List each line of the data that holds the string "enemmän", please.

Records to process:
++++++
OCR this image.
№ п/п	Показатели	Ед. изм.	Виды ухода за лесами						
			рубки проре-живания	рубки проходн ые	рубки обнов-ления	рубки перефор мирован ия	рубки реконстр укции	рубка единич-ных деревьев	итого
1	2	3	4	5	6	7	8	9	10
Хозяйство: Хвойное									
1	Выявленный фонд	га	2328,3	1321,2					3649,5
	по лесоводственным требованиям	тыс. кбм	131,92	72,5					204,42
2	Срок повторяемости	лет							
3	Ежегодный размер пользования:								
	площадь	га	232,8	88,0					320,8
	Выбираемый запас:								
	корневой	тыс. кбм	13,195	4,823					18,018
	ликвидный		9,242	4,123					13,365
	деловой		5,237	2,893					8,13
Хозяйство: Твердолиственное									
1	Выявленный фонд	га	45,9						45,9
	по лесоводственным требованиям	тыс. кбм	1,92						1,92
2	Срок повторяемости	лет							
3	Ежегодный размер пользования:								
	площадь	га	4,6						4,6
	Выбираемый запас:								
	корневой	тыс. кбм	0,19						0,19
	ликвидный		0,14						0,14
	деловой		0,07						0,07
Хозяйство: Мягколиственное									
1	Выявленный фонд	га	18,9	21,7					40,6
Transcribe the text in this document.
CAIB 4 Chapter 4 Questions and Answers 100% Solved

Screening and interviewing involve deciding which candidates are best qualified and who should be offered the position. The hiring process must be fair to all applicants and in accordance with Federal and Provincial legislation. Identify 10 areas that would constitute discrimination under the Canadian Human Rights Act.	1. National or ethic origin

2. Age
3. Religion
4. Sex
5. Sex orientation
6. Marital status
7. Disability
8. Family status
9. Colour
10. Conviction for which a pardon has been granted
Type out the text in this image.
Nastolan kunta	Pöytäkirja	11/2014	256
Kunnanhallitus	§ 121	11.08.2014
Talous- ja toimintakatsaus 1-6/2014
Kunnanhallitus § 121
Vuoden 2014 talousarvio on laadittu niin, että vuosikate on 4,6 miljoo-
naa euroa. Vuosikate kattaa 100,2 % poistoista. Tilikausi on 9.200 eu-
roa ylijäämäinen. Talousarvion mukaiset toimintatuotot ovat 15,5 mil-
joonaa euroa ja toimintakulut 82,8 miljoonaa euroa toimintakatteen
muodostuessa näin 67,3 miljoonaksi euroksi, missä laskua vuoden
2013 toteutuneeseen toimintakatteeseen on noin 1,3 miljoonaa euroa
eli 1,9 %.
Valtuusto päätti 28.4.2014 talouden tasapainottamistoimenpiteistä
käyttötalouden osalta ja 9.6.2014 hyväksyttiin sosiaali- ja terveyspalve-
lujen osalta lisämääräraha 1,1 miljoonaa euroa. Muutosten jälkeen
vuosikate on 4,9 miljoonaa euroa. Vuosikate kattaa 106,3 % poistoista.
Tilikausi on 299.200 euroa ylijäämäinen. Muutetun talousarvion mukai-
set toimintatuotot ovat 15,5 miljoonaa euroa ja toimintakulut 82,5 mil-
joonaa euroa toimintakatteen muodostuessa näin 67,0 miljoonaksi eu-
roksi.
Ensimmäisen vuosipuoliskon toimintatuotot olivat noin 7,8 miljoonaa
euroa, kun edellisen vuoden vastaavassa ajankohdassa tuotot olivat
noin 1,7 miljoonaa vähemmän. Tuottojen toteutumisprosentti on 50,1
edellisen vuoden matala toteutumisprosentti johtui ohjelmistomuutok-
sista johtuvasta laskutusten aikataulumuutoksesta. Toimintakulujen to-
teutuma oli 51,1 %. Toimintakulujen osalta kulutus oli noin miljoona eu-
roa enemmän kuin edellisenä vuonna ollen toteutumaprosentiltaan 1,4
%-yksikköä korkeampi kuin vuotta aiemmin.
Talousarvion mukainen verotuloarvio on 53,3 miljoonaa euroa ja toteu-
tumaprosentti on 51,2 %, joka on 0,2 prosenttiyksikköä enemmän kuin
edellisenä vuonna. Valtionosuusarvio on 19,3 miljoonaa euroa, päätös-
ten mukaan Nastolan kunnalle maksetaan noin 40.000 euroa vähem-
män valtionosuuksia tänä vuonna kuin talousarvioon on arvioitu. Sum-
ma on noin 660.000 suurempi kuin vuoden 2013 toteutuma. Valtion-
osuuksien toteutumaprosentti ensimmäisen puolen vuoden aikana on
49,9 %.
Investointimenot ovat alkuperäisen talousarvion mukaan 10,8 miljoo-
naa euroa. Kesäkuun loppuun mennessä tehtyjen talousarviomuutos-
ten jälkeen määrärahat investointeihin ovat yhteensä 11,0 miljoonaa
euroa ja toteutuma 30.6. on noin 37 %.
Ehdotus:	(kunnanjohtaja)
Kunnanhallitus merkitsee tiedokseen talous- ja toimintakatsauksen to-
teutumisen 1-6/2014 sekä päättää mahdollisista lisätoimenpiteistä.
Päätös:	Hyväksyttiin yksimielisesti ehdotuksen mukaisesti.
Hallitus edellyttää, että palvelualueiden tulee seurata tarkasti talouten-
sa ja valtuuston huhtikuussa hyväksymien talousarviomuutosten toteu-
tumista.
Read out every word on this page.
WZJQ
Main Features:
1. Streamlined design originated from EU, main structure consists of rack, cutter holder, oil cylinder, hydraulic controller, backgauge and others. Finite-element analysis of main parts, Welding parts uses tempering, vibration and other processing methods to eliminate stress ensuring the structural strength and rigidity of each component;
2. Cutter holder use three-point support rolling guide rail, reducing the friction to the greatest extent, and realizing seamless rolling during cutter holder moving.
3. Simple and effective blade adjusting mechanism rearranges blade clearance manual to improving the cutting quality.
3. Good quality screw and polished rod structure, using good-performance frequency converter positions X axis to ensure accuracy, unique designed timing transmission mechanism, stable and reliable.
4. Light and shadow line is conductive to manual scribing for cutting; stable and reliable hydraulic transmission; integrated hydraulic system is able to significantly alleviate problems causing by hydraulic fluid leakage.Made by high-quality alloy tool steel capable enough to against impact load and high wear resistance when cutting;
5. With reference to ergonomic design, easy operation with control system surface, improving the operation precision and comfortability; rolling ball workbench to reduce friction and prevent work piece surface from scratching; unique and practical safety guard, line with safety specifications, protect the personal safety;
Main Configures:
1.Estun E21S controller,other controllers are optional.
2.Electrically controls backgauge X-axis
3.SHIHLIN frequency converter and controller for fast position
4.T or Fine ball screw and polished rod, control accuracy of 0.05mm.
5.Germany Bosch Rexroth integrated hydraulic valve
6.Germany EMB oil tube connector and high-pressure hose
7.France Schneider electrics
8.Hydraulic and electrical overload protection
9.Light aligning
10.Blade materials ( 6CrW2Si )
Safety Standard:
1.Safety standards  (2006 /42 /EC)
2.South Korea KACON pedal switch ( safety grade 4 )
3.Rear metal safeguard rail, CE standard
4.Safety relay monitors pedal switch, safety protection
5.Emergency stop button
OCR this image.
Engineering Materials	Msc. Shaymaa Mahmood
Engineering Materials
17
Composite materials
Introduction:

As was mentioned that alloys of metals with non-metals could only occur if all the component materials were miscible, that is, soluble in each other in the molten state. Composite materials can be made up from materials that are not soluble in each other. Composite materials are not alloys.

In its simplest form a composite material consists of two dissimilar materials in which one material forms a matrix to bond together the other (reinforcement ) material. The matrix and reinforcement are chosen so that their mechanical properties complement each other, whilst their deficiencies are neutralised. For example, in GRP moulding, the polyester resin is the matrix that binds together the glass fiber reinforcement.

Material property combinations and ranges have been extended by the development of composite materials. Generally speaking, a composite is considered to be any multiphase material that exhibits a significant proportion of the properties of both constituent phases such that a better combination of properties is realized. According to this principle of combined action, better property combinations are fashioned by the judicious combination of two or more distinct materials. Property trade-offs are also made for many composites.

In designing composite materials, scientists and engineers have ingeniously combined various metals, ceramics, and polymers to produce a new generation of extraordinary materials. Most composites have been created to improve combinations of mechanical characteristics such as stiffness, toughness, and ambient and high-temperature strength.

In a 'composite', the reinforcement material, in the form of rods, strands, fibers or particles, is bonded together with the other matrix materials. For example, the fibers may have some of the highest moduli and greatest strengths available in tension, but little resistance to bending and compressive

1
++++++
Worked solution:
roa enemmän kuin edellisenä vuonna ollen toteutumaprosentiltaan 1,4
tumaprosentti on 51,2 %, joka on 0,2 prosenttiyksikköä enemmän kuin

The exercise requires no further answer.